- [TO DO]: Go through the records and extract every line with the word "GARDENS".

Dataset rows
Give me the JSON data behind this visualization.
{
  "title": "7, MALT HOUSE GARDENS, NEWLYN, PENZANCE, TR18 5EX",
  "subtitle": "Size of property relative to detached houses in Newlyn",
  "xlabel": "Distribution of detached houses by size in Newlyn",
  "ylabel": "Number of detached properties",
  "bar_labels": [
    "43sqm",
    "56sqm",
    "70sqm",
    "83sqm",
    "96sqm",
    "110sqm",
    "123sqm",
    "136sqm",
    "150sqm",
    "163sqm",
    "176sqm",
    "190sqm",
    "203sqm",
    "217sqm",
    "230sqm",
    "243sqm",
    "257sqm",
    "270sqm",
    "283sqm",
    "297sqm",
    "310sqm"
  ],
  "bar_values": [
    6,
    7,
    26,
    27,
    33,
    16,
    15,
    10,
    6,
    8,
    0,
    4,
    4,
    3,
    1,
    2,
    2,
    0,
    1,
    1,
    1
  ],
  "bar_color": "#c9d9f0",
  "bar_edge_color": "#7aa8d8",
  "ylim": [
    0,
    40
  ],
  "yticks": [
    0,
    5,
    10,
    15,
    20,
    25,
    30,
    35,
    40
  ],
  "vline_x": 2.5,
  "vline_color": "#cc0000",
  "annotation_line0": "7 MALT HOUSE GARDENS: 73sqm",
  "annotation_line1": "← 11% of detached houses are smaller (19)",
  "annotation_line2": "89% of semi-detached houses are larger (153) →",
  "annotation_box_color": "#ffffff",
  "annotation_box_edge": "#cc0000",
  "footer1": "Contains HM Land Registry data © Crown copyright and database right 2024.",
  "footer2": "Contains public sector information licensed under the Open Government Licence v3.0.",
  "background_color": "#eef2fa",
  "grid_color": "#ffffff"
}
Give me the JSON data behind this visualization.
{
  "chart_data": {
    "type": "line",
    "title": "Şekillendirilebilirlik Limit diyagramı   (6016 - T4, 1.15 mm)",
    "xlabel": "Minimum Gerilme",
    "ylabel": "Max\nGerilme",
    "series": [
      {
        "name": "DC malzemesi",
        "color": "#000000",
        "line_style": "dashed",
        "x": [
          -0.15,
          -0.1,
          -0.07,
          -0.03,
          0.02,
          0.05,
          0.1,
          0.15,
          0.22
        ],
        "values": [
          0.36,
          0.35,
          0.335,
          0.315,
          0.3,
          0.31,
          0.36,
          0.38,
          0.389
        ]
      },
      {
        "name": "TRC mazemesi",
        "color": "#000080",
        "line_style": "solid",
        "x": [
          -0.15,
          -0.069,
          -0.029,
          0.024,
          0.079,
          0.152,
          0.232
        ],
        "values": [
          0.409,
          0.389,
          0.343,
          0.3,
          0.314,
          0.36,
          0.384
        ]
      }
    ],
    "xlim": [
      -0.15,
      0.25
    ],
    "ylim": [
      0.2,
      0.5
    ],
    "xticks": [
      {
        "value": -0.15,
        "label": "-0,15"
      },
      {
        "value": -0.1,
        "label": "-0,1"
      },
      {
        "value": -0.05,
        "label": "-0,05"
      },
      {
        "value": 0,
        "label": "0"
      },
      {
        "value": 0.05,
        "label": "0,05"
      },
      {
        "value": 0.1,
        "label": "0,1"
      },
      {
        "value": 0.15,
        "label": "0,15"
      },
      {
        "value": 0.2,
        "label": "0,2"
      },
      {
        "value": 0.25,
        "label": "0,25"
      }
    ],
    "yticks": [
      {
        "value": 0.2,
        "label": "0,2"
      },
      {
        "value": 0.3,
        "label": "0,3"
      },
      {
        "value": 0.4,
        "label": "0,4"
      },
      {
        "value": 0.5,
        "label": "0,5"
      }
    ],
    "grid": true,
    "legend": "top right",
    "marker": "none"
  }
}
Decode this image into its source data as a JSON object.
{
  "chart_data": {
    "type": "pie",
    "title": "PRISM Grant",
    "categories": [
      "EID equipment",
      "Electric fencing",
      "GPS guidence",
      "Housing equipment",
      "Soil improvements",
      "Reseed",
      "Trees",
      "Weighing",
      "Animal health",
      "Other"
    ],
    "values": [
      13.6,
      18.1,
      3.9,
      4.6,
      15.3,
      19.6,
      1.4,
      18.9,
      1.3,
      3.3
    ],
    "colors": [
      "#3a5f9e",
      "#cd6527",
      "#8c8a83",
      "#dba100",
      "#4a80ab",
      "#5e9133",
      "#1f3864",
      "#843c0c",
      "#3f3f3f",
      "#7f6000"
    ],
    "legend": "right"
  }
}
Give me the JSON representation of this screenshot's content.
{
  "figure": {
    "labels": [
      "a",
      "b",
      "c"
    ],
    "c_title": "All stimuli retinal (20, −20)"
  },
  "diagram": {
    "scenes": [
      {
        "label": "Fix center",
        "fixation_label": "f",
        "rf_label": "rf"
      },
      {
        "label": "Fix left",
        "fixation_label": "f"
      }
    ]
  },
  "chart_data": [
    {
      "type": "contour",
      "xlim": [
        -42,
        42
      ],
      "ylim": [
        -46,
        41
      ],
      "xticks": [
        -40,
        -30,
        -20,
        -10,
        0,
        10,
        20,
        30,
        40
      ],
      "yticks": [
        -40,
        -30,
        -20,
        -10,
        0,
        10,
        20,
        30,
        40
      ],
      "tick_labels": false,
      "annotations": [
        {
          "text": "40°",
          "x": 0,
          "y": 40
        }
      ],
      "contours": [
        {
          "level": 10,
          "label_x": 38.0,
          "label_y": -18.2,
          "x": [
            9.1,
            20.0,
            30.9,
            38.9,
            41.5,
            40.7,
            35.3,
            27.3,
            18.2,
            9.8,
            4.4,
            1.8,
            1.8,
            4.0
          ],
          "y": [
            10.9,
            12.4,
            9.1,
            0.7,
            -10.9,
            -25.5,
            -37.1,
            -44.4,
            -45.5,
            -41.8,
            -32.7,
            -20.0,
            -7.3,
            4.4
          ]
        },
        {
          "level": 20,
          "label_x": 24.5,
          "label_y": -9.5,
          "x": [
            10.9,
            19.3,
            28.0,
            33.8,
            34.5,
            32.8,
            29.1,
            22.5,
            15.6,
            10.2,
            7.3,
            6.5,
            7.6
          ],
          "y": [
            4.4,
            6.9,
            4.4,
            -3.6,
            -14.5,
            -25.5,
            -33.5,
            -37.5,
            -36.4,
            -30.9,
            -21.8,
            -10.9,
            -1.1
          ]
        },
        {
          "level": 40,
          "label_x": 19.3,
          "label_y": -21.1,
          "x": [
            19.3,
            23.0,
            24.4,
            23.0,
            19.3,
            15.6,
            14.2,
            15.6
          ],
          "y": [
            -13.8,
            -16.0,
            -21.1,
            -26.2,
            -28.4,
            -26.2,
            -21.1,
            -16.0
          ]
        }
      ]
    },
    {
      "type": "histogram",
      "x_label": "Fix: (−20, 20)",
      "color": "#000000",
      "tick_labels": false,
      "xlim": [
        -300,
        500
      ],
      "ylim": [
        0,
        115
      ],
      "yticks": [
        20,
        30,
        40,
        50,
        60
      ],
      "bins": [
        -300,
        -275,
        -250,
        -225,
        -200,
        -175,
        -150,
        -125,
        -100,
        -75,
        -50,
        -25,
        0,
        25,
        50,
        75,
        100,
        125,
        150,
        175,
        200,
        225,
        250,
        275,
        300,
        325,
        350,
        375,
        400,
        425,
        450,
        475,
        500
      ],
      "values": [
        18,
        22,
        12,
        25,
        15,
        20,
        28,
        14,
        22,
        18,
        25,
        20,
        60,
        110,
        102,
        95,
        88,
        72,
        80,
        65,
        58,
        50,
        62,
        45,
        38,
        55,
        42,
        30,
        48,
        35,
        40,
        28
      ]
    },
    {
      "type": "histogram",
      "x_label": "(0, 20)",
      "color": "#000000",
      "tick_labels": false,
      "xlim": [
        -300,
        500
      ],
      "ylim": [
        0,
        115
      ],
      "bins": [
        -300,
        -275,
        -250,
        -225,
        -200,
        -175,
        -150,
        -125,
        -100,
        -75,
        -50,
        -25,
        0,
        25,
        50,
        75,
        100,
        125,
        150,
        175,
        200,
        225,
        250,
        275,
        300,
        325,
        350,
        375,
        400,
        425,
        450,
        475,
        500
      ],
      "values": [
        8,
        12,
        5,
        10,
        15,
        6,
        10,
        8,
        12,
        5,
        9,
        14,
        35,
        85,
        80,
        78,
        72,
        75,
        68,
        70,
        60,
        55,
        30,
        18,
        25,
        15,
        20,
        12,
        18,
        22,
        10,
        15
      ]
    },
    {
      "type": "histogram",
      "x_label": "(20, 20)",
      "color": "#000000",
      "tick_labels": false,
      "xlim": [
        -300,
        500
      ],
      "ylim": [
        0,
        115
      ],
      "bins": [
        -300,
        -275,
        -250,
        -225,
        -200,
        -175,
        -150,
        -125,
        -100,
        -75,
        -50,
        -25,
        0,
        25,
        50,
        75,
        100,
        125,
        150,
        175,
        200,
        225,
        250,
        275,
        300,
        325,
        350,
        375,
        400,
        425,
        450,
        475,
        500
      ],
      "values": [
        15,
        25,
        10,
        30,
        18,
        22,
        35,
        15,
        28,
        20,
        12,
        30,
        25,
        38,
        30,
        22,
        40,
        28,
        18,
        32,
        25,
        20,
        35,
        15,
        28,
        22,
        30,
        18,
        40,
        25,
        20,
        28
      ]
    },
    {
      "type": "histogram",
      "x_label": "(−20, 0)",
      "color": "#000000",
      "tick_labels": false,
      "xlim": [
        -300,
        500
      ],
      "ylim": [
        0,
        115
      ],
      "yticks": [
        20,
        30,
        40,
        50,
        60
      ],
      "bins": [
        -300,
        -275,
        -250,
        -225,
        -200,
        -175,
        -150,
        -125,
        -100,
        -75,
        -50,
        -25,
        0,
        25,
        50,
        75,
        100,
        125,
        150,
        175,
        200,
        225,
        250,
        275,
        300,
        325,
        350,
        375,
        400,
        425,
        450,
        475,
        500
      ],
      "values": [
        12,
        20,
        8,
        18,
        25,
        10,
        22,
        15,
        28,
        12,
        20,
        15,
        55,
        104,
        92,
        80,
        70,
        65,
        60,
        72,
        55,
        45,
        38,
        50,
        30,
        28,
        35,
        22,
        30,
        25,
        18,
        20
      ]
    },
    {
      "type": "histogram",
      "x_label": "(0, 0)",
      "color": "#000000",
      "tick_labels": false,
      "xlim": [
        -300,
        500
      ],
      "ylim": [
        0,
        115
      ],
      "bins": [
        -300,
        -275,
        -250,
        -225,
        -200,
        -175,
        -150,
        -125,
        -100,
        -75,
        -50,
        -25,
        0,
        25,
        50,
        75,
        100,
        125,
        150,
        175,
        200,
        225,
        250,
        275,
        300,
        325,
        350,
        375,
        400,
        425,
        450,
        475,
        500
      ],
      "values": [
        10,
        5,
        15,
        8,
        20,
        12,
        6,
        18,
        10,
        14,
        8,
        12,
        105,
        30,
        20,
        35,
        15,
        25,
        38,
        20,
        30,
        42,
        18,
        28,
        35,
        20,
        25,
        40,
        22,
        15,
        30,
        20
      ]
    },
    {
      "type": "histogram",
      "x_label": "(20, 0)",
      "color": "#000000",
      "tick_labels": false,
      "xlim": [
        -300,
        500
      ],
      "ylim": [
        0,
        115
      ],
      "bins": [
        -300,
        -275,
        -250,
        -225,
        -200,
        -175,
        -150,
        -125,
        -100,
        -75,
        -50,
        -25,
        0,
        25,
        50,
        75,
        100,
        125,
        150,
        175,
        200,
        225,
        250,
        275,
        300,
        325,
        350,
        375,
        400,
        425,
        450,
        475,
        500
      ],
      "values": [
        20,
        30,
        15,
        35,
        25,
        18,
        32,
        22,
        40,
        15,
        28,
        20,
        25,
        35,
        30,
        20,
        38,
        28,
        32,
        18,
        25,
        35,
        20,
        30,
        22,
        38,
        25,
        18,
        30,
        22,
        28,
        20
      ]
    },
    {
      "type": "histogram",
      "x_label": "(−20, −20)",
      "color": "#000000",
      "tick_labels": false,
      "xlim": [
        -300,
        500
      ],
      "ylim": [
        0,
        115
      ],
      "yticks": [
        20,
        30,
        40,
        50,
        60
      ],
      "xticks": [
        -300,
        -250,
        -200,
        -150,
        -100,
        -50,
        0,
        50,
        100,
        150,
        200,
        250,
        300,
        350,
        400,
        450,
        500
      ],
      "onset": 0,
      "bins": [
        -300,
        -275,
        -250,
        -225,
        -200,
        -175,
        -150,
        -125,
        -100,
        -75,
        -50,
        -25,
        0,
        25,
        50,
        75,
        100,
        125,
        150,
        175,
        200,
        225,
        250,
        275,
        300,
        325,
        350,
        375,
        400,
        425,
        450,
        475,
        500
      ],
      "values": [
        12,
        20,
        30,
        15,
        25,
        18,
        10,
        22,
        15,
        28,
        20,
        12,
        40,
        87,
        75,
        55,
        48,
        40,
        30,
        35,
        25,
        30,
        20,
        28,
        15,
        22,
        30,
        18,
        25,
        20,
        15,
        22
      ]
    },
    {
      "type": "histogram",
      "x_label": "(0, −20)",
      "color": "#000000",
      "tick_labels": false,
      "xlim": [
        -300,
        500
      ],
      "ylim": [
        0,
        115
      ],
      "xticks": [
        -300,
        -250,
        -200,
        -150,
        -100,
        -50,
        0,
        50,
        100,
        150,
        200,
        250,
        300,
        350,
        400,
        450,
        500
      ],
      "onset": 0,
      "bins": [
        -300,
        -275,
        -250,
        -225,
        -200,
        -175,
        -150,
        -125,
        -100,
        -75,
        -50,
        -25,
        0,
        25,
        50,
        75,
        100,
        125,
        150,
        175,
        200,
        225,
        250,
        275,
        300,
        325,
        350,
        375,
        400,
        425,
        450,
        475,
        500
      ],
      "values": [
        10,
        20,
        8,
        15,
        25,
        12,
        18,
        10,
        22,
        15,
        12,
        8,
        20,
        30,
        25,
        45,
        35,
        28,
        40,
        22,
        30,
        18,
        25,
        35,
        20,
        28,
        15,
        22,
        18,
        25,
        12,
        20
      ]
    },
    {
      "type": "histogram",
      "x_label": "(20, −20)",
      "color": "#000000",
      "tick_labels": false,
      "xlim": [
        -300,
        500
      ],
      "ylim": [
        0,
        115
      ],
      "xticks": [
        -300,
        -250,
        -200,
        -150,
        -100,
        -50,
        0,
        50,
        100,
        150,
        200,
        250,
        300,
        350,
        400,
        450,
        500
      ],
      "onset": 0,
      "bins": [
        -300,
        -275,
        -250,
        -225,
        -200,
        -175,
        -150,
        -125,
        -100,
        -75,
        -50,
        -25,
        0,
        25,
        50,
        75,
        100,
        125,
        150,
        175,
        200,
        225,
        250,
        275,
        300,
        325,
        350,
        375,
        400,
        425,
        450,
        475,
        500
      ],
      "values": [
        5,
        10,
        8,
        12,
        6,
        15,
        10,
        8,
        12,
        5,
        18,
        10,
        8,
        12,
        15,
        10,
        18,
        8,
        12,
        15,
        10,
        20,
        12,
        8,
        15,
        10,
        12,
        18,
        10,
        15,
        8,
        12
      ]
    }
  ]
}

- [FULL SOLUTION]:
  "title": "7, MALT HOUSE GARDENS, NEWLYN, PENZANCE, TR18 5EX",
  "annotation_line0": "7 MALT HOUSE GARDENS: 73sqm",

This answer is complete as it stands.